Task requirements:
Copy the data word for word, keeping every line.

Records for processing:
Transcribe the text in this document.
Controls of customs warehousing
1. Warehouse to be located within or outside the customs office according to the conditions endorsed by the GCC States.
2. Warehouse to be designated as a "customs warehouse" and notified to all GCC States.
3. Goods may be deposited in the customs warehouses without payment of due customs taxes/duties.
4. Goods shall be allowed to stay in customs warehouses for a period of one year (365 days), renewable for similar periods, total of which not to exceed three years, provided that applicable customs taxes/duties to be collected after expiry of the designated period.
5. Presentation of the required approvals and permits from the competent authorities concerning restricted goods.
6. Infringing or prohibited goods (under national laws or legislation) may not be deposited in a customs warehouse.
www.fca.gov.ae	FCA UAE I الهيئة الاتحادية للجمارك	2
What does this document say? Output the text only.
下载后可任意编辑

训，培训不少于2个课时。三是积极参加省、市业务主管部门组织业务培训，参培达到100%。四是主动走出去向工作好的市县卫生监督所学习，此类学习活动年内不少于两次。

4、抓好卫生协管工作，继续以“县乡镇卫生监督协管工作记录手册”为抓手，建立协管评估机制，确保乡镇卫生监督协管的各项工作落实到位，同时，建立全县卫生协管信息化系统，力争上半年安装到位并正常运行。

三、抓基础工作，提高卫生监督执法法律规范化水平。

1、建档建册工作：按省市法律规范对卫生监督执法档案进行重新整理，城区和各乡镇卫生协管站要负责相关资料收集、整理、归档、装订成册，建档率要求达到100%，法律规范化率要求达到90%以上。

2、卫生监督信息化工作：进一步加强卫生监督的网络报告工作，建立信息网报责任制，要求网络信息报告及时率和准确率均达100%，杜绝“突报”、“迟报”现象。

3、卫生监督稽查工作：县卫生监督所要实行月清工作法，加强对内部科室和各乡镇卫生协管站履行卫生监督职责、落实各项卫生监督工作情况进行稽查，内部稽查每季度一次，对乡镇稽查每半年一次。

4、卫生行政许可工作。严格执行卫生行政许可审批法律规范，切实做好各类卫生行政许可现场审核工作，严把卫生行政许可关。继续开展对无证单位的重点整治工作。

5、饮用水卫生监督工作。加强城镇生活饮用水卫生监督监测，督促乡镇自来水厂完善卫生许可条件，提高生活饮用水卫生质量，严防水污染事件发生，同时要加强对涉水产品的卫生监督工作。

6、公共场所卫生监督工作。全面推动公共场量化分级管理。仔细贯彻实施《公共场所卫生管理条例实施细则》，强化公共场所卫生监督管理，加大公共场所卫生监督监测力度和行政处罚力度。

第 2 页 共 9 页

Answer below:
Transcribe the text in this document.
Controls of customs warehousing
1. Warehouse to be located within or outside the customs office according to the conditions endorsed by the GCC States.
2. Warehouse to be designated as a "customs warehouse" and notified to all GCC States.
3. Goods may be deposited in the customs warehouses without payment of due customs taxes/duties.
4. Goods shall be allowed to stay in customs warehouses for a period of one year (365 days), renewable for similar periods, total of which not to exceed three years, provided that applicable customs taxes/duties to be collected after expiry of the designated period.
5. Presentation of the required approvals and permits from the competent authorities concerning restricted goods.
6. Infringing or prohibited goods (under national laws or legislation) may not be deposited in a customs warehouse.
www.fca.gov.ae	FCA UAE I الهيئة الاتحادية للجمارك	2
What does this document say? Output the text only.
下载后可任意编辑

训，培训不少于2个课时。三是积极参加省、市业务主管部门组织业务培训，参培达到100%。四是主动走出去向工作好的市县卫生监督所学习，此类学习活动年内不少于两次。

4、抓好卫生协管工作，继续以“县乡镇卫生监督协管工作记录手册”为抓手，建立协管评估机制，确保乡镇卫生监督协管的各项工作落实到位，同时，建立全县卫生协管信息化系统，力争上半年安装到位并正常运行。

三、抓基础工作，提高卫生监督执法法律规范化水平。

1、建档建册工作：按省市法律规范对卫生监督执法档案进行重新整理，城区和各乡镇卫生协管站要负责相关资料收集、整理、归档、装订成册，建档率要求达到100%，法律规范化率要求达到90%以上。

2、卫生监督信息化工作：进一步加强卫生监督的网络报告工作，建立信息网报责任制，要求网络信息报告及时率和准确率均达100%，杜绝“突报”、“迟报”现象。

3、卫生监督稽查工作：县卫生监督所要实行月清工作法，加强对内部科室和各乡镇卫生协管站履行卫生监督职责、落实各项卫生监督工作情况进行稽查，内部稽查每季度一次，对乡镇稽查每半年一次。

4、卫生行政许可工作。严格执行卫生行政许可审批法律规范，切实做好各类卫生行政许可现场审核工作，严把卫生行政许可关。继续开展对无证单位的重点整治工作。

5、饮用水卫生监督工作。加强城镇生活饮用水卫生监督监测，督促乡镇自来水厂完善卫生许可条件，提高生活饮用水卫生质量，严防水污染事件发生，同时要加强对涉水产品的卫生监督工作。

6、公共场所卫生监督工作。全面推动公共场量化分级管理。仔细贯彻实施《公共场所卫生管理条例实施细则》，强化公共场所卫生监督管理，加大公共场所卫生监督监测力度和行政处罚力度。

第 2 页 共 9 页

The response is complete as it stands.